-- Dataset listings of figures --
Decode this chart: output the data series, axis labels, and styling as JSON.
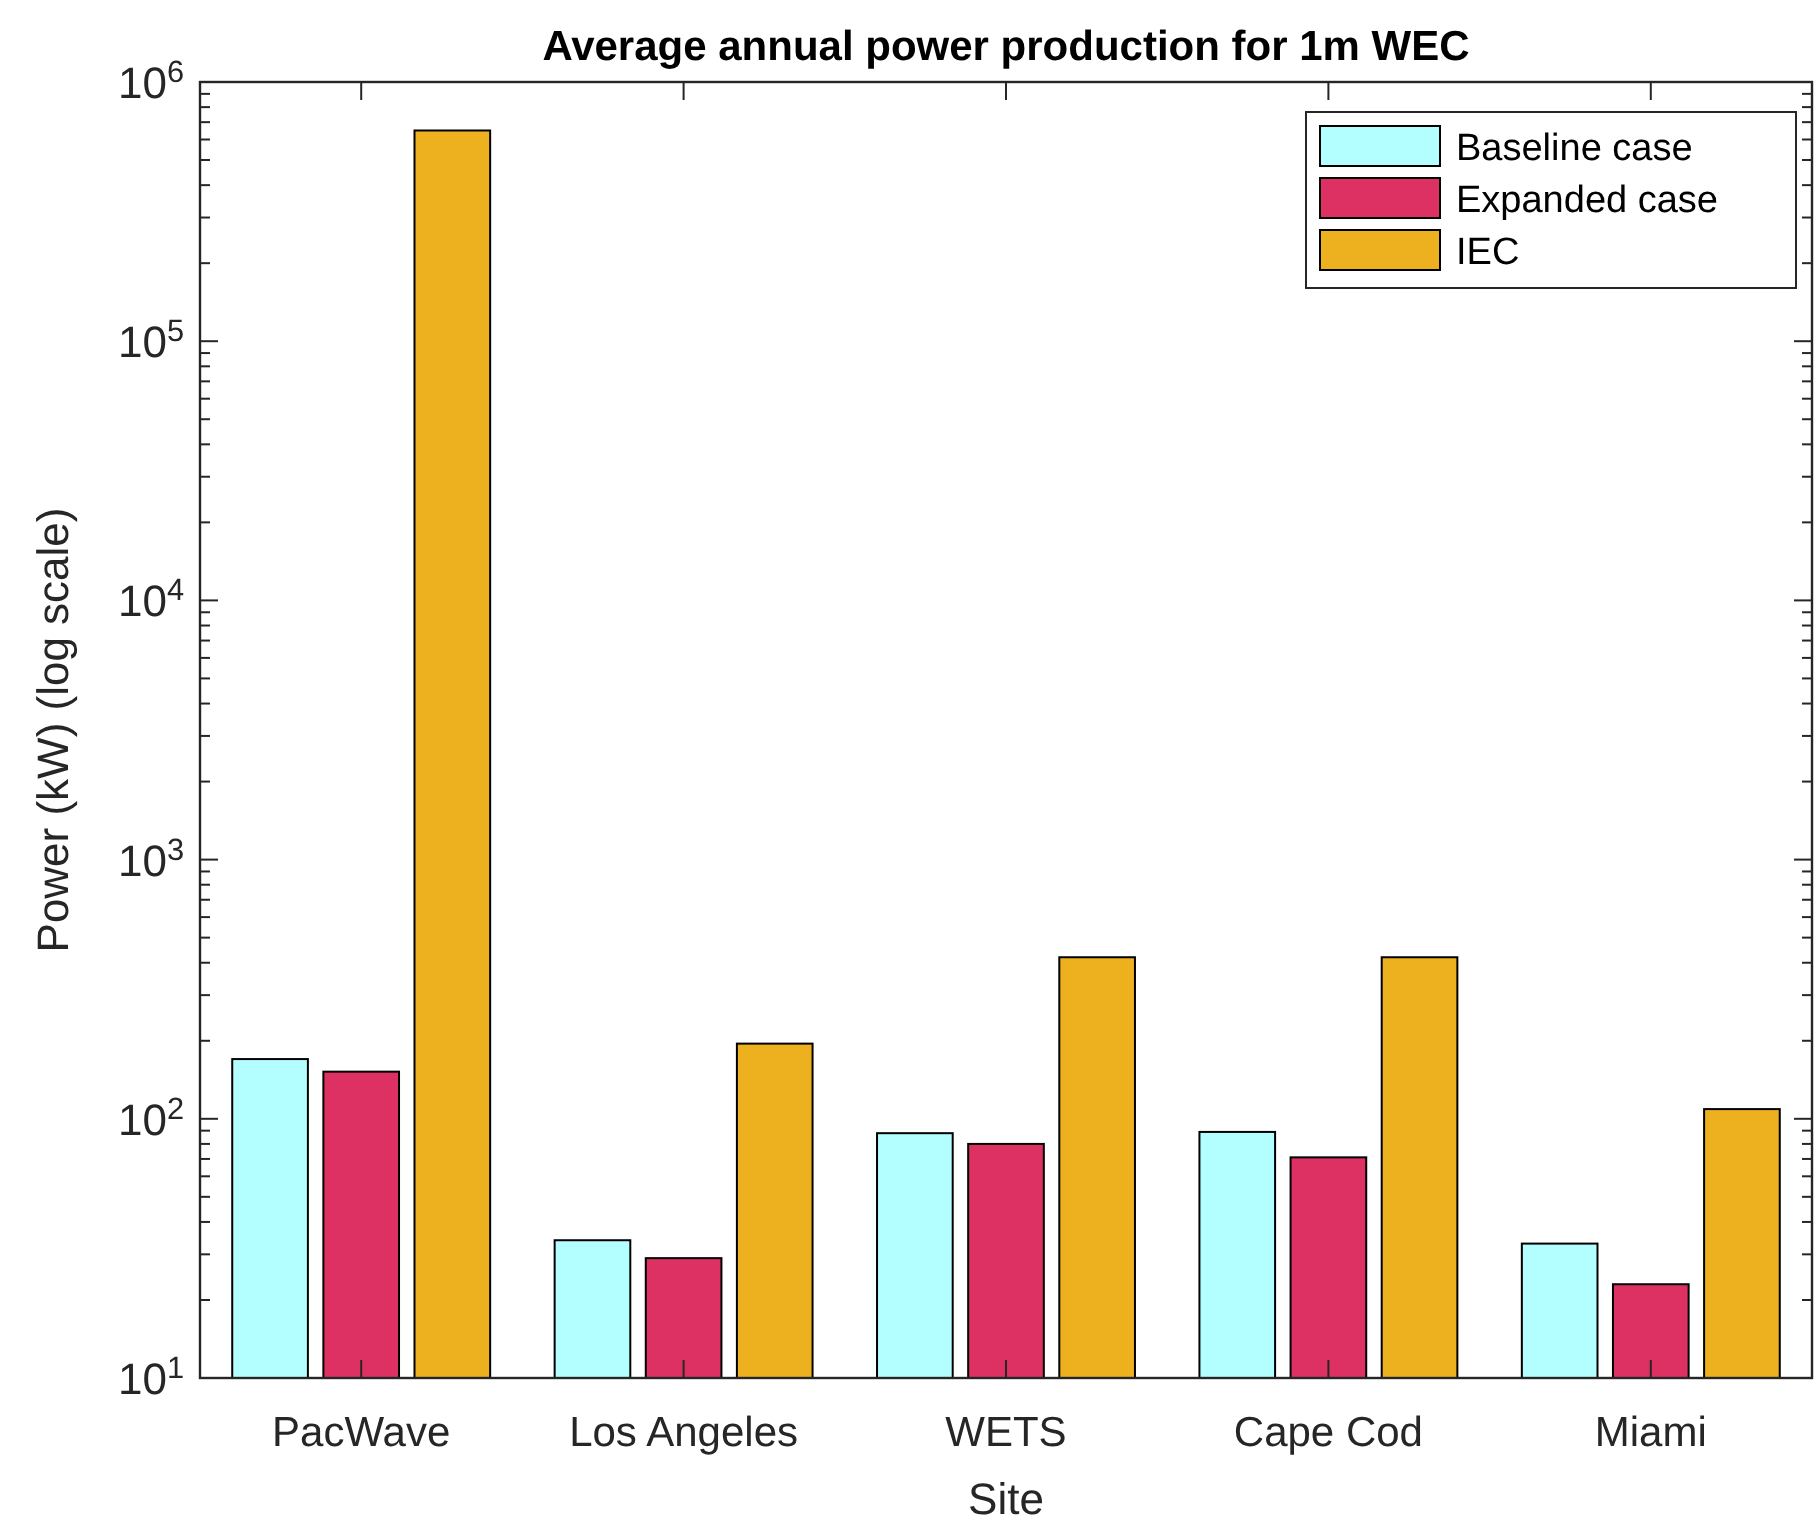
{
  "chart_data": {
    "type": "bar",
    "title": "Average annual power production for 1m WEC",
    "xlabel": "Site",
    "ylabel": "Power (kW) (log scale)",
    "categories": [
      "PacWave",
      "Los Angeles",
      "WETS",
      "Cape Cod",
      "Miami"
    ],
    "series": [
      {
        "name": "Baseline case",
        "color": "#b3ffff",
        "values": [
          170,
          34,
          88,
          89,
          33
        ]
      },
      {
        "name": "Expanded case",
        "color": "#de3163",
        "values": [
          152,
          29,
          80,
          71,
          23
        ]
      },
      {
        "name": "IEC",
        "color": "#edb120",
        "values": [
          650000,
          195,
          420,
          420,
          109
        ]
      }
    ],
    "log": "y",
    "ylim": [
      10,
      1000000
    ],
    "yticks": [
      {
        "value": 10,
        "label": "10$^{1}$"
      },
      {
        "value": 20,
        "label": null
      },
      {
        "value": 30,
        "label": null
      },
      {
        "value": 40,
        "label": null
      },
      {
        "value": 50,
        "label": null
      },
      {
        "value": 60,
        "label": null
      },
      {
        "value": 70,
        "label": null
      },
      {
        "value": 80,
        "label": null
      },
      {
        "value": 90,
        "label": null
      },
      {
        "value": 100,
        "label": "10$^{2}$"
      },
      {
        "value": 200,
        "label": null
      },
      {
        "value": 300,
        "label": null
      },
      {
        "value": 400,
        "label": null
      },
      {
        "value": 500,
        "label": null
      },
      {
        "value": 600,
        "label": null
      },
      {
        "value": 700,
        "label": null
      },
      {
        "value": 800,
        "label": null
      },
      {
        "value": 900,
        "label": null
      },
      {
        "value": 1000,
        "label": "10$^{3}$"
      },
      {
        "value": 2000,
        "label": null
      },
      {
        "value": 3000,
        "label": null
      },
      {
        "value": 4000,
        "label": null
      },
      {
        "value": 5000,
        "label": null
      },
      {
        "value": 6000,
        "label": null
      },
      {
        "value": 7000,
        "label": null
      },
      {
        "value": 8000,
        "label": null
      },
      {
        "value": 9000,
        "label": null
      },
      {
        "value": 10000,
        "label": "10$^{4}$"
      },
      {
        "value": 20000,
        "label": null
      },
      {
        "value": 30000,
        "label": null
      },
      {
        "value": 40000,
        "label": null
      },
      {
        "value": 50000,
        "label": null
      },
      {
        "value": 60000,
        "label": null
      },
      {
        "value": 70000,
        "label": null
      },
      {
        "value": 80000,
        "label": null
      },
      {
        "value": 90000,
        "label": null
      },
      {
        "value": 100000,
        "label": "10$^{5}$"
      },
      {
        "value": 200000,
        "label": null
      },
      {
        "value": 300000,
        "label": null
      },
      {
        "value": 400000,
        "label": null
      },
      {
        "value": 500000,
        "label": null
      },
      {
        "value": 600000,
        "label": null
      },
      {
        "value": 700000,
        "label": null
      },
      {
        "value": 800000,
        "label": null
      },
      {
        "value": 900000,
        "label": null
      },
      {
        "value": 1000000,
        "label": "10$^{6}$"
      }
    ],
    "legend": "top right"
  }
}
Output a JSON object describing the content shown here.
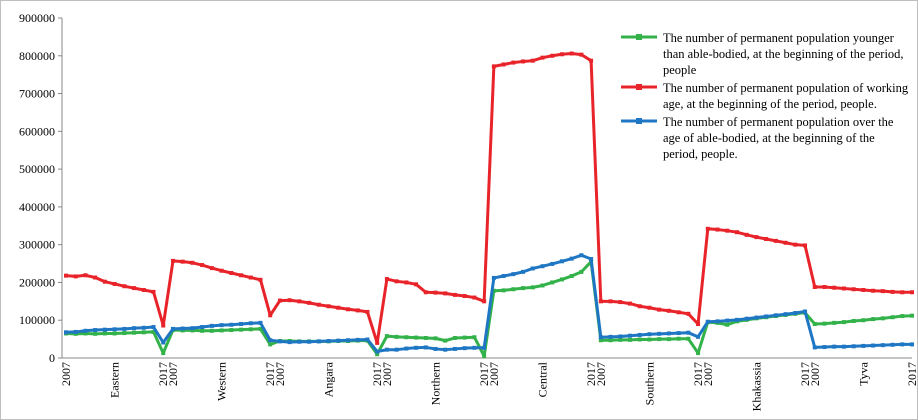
{
  "chart_data": {
    "type": "line",
    "categories": [
      "2007",
      null,
      null,
      null,
      null,
      "Eastern",
      null,
      null,
      null,
      null,
      "2017",
      "2007",
      null,
      null,
      null,
      null,
      "Western",
      null,
      null,
      null,
      null,
      "2017",
      "2007",
      null,
      null,
      null,
      null,
      "Angara",
      null,
      null,
      null,
      null,
      "2017",
      "2007",
      null,
      null,
      null,
      null,
      "Northern",
      null,
      null,
      null,
      null,
      "2017",
      "2007",
      null,
      null,
      null,
      null,
      "Central",
      null,
      null,
      null,
      null,
      "2017",
      "2007",
      null,
      null,
      null,
      null,
      "Southern",
      null,
      null,
      null,
      null,
      "2017",
      "2007",
      null,
      null,
      null,
      null,
      "Khakassia",
      null,
      null,
      null,
      null,
      "2017",
      "2007",
      null,
      null,
      null,
      null,
      "Tyva",
      null,
      null,
      null,
      null,
      "2017"
    ],
    "series": [
      {
        "name": "The number of permanent population younger than able-bodied, at the beginning of the period, people",
        "color": "#33b24a",
        "values": [
          65000,
          64000,
          65000,
          64000,
          65000,
          65000,
          66000,
          67000,
          68000,
          69000,
          13000,
          74000,
          73000,
          73000,
          72000,
          72000,
          73000,
          74000,
          75000,
          76000,
          77000,
          36000,
          45000,
          45000,
          44000,
          44000,
          44000,
          44000,
          45000,
          45000,
          46000,
          46000,
          10000,
          58000,
          56000,
          55000,
          54000,
          53000,
          52000,
          46000,
          53000,
          54000,
          55000,
          5000,
          178000,
          179000,
          182000,
          185000,
          187000,
          192000,
          200000,
          208000,
          217000,
          228000,
          255000,
          47000,
          47000,
          48000,
          48000,
          49000,
          49000,
          50000,
          50000,
          51000,
          51000,
          13000,
          95000,
          93000,
          88000,
          97000,
          101000,
          105000,
          108000,
          111000,
          114000,
          117000,
          120000,
          90000,
          91000,
          93000,
          95000,
          98000,
          100000,
          103000,
          105000,
          108000,
          111000,
          112000
        ]
      },
      {
        "name": "The number of permanent population of working age, at the beginning of the period, people.",
        "color": "#e8242a",
        "values": [
          218000,
          216000,
          219000,
          213000,
          202000,
          196000,
          190000,
          185000,
          180000,
          175000,
          86000,
          257000,
          255000,
          252000,
          246000,
          238000,
          231000,
          225000,
          219000,
          213000,
          207000,
          113000,
          152000,
          153000,
          150000,
          146000,
          141000,
          137000,
          133000,
          129000,
          126000,
          122000,
          40000,
          209000,
          203000,
          200000,
          195000,
          174000,
          173000,
          171000,
          167000,
          164000,
          160000,
          150000,
          772000,
          777000,
          782000,
          785000,
          787000,
          795000,
          800000,
          804000,
          806000,
          803000,
          787000,
          150000,
          150000,
          148000,
          144000,
          137000,
          133000,
          128000,
          125000,
          121000,
          117000,
          90000,
          342000,
          340000,
          337000,
          333000,
          326000,
          320000,
          315000,
          310000,
          305000,
          300000,
          298000,
          188000,
          188000,
          186000,
          184000,
          182000,
          180000,
          178000,
          177000,
          175000,
          174000,
          174000
        ]
      },
      {
        "name": "The number of permanent population over the age of able-bodied, at the beginning of the period, people.",
        "color": "#1f77c4",
        "values": [
          68000,
          69000,
          72000,
          74000,
          75000,
          76000,
          77000,
          79000,
          80000,
          82000,
          41000,
          77000,
          78000,
          79000,
          82000,
          85000,
          87000,
          88000,
          90000,
          92000,
          93000,
          47000,
          44000,
          42000,
          43000,
          43000,
          44000,
          45000,
          46000,
          47000,
          48000,
          49000,
          17000,
          22000,
          22000,
          25000,
          27000,
          28000,
          24000,
          22000,
          24000,
          26000,
          27000,
          27000,
          212000,
          217000,
          222000,
          228000,
          237000,
          243000,
          249000,
          256000,
          263000,
          272000,
          262000,
          55000,
          56000,
          57000,
          59000,
          61000,
          63000,
          64000,
          65000,
          66000,
          67000,
          56000,
          96000,
          97000,
          99000,
          101000,
          104000,
          107000,
          110000,
          113000,
          116000,
          119000,
          123000,
          28000,
          29000,
          30000,
          30000,
          31000,
          32000,
          33000,
          34000,
          35000,
          36000,
          36000
        ]
      }
    ],
    "ylim": [
      0,
      900000
    ],
    "yticks": [
      0,
      100000,
      200000,
      300000,
      400000,
      500000,
      600000,
      700000,
      800000,
      900000
    ],
    "grid": false,
    "legend": "upper right"
  }
}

-- Brief --
Retype all entries exactly as they appear, dropping the images.

-- Written reply --
Decode this chart: output the data series, axis labels, and styling as JSON.
{
  "chart_data": {
    "type": "bar",
    "title": "Average annual power production for 1m WEC",
    "xlabel": "Site",
    "ylabel": "Power (kW) (log scale)",
    "categories": [
      "PacWave",
      "Los Angeles",
      "WETS",
      "Cape Cod",
      "Miami"
    ],
    "series": [
      {
        "name": "Baseline case",
        "color": "#b3ffff",
        "values": [
          170,
          34,
          88,
          89,
          33
        ]
      },
      {
        "name": "Expanded case",
        "color": "#de3163",
        "values": [
          152,
          29,
          80,
          71,
          23
        ]
      },
      {
        "name": "IEC",
        "color": "#edb120",
        "values": [
          650000,
          195,
          420,
          420,
          109
        ]
      }
    ],
    "log": "y",
    "ylim": [
      10,
      1000000
    ],
    "yticks": [
      {
        "value": 10,
        "label": "10$^{1}$"
      },
      {
        "value": 20,
        "label": null
      },
      {
        "value": 30,
        "label": null
      },
      {
        "value": 40,
        "label": null
      },
      {
        "value": 50,
        "label": null
      },
      {
        "value": 60,
        "label": null
      },
      {
        "value": 70,
        "label": null
      },
      {
        "value": 80,
        "label": null
      },
      {
        "value": 90,
        "label": null
      },
      {
        "value": 100,
        "label": "10$^{2}$"
      },
      {
        "value": 200,
        "label": null
      },
      {
        "value": 300,
        "label": null
      },
      {
        "value": 400,
        "label": null
      },
      {
        "value": 500,
        "label": null
      },
      {
        "value": 600,
        "label": null
      },
      {
        "value": 700,
        "label": null
      },
      {
        "value": 800,
        "label": null
      },
      {
        "value": 900,
        "label": null
      },
      {
        "value": 1000,
        "label": "10$^{3}$"
      },
      {
        "value": 2000,
        "label": null
      },
      {
        "value": 3000,
        "label": null
      },
      {
        "value": 4000,
        "label": null
      },
      {
        "value": 5000,
        "label": null
      },
      {
        "value": 6000,
        "label": null
      },
      {
        "value": 7000,
        "label": null
      },
      {
        "value": 8000,
        "label": null
      },
      {
        "value": 9000,
        "label": null
      },
      {
        "value": 10000,
        "label": "10$^{4}$"
      },
      {
        "value": 20000,
        "label": null
      },
      {
        "value": 30000,
        "label": null
      },
      {
        "value": 40000,
        "label": null
      },
      {
        "value": 50000,
        "label": null
      },
      {
        "value": 60000,
        "label": null
      },
      {
        "value": 70000,
        "label": null
      },
      {
        "value": 80000,
        "label": null
      },
      {
        "value": 90000,
        "label": null
      },
      {
        "value": 100000,
        "label": "10$^{5}$"
      },
      {
        "value": 200000,
        "label": null
      },
      {
        "value": 300000,
        "label": null
      },
      {
        "value": 400000,
        "label": null
      },
      {
        "value": 500000,
        "label": null
      },
      {
        "value": 600000,
        "label": null
      },
      {
        "value": 700000,
        "label": null
      },
      {
        "value": 800000,
        "label": null
      },
      {
        "value": 900000,
        "label": null
      },
      {
        "value": 1000000,
        "label": "10$^{6}$"
      }
    ],
    "legend": "top right"
  }
}
Output a JSON object describing the content shown here.
{
  "chart_data": {
    "type": "line",
    "categories": [
      "2007",
      null,
      null,
      null,
      null,
      "Eastern",
      null,
      null,
      null,
      null,
      "2017",
      "2007",
      null,
      null,
      null,
      null,
      "Western",
      null,
      null,
      null,
      null,
      "2017",
      "2007",
      null,
      null,
      null,
      null,
      "Angara",
      null,
      null,
      null,
      null,
      "2017",
      "2007",
      null,
      null,
      null,
      null,
      "Northern",
      null,
      null,
      null,
      null,
      "2017",
      "2007",
      null,
      null,
      null,
      null,
      "Central",
      null,
      null,
      null,
      null,
      "2017",
      "2007",
      null,
      null,
      null,
      null,
      "Southern",
      null,
      null,
      null,
      null,
      "2017",
      "2007",
      null,
      null,
      null,
      null,
      "Khakassia",
      null,
      null,
      null,
      null,
      "2017",
      "2007",
      null,
      null,
      null,
      null,
      "Tyva",
      null,
      null,
      null,
      null,
      "2017"
    ],
    "series": [
      {
        "name": "The number of permanent population younger than able-bodied, at the beginning of the period, people",
        "color": "#33b24a",
        "values": [
          65000,
          64000,
          65000,
          64000,
          65000,
          65000,
          66000,
          67000,
          68000,
          69000,
          13000,
          74000,
          73000,
          73000,
          72000,
          72000,
          73000,
          74000,
          75000,
          76000,
          77000,
          36000,
          45000,
          45000,
          44000,
          44000,
          44000,
          44000,
          45000,
          45000,
          46000,
          46000,
          10000,
          58000,
          56000,
          55000,
          54000,
          53000,
          52000,
          46000,
          53000,
          54000,
          55000,
          5000,
          178000,
          179000,
          182000,
          185000,
          187000,
          192000,
          200000,
          208000,
          217000,
          228000,
          255000,
          47000,
          47000,
          48000,
          48000,
          49000,
          49000,
          50000,
          50000,
          51000,
          51000,
          13000,
          95000,
          93000,
          88000,
          97000,
          101000,
          105000,
          108000,
          111000,
          114000,
          117000,
          120000,
          90000,
          91000,
          93000,
          95000,
          98000,
          100000,
          103000,
          105000,
          108000,
          111000,
          112000
        ]
      },
      {
        "name": "The number of permanent population of working age, at the beginning of the period, people.",
        "color": "#e8242a",
        "values": [
          218000,
          216000,
          219000,
          213000,
          202000,
          196000,
          190000,
          185000,
          180000,
          175000,
          86000,
          257000,
          255000,
          252000,
          246000,
          238000,
          231000,
          225000,
          219000,
          213000,
          207000,
          113000,
          152000,
          153000,
          150000,
          146000,
          141000,
          137000,
          133000,
          129000,
          126000,
          122000,
          40000,
          209000,
          203000,
          200000,
          195000,
          174000,
          173000,
          171000,
          167000,
          164000,
          160000,
          150000,
          772000,
          777000,
          782000,
          785000,
          787000,
          795000,
          800000,
          804000,
          806000,
          803000,
          787000,
          150000,
          150000,
          148000,
          144000,
          137000,
          133000,
          128000,
          125000,
          121000,
          117000,
          90000,
          342000,
          340000,
          337000,
          333000,
          326000,
          320000,
          315000,
          310000,
          305000,
          300000,
          298000,
          188000,
          188000,
          186000,
          184000,
          182000,
          180000,
          178000,
          177000,
          175000,
          174000,
          174000
        ]
      },
      {
        "name": "The number of permanent population over the age of able-bodied, at the beginning of the period, people.",
        "color": "#1f77c4",
        "values": [
          68000,
          69000,
          72000,
          74000,
          75000,
          76000,
          77000,
          79000,
          80000,
          82000,
          41000,
          77000,
          78000,
          79000,
          82000,
          85000,
          87000,
          88000,
          90000,
          92000,
          93000,
          47000,
          44000,
          42000,
          43000,
          43000,
          44000,
          45000,
          46000,
          47000,
          48000,
          49000,
          17000,
          22000,
          22000,
          25000,
          27000,
          28000,
          24000,
          22000,
          24000,
          26000,
          27000,
          27000,
          212000,
          217000,
          222000,
          228000,
          237000,
          243000,
          249000,
          256000,
          263000,
          272000,
          262000,
          55000,
          56000,
          57000,
          59000,
          61000,
          63000,
          64000,
          65000,
          66000,
          67000,
          56000,
          96000,
          97000,
          99000,
          101000,
          104000,
          107000,
          110000,
          113000,
          116000,
          119000,
          123000,
          28000,
          29000,
          30000,
          30000,
          31000,
          32000,
          33000,
          34000,
          35000,
          36000,
          36000
        ]
      }
    ],
    "ylim": [
      0,
      900000
    ],
    "yticks": [
      0,
      100000,
      200000,
      300000,
      400000,
      500000,
      600000,
      700000,
      800000,
      900000
    ],
    "grid": false,
    "legend": "upper right"
  }
}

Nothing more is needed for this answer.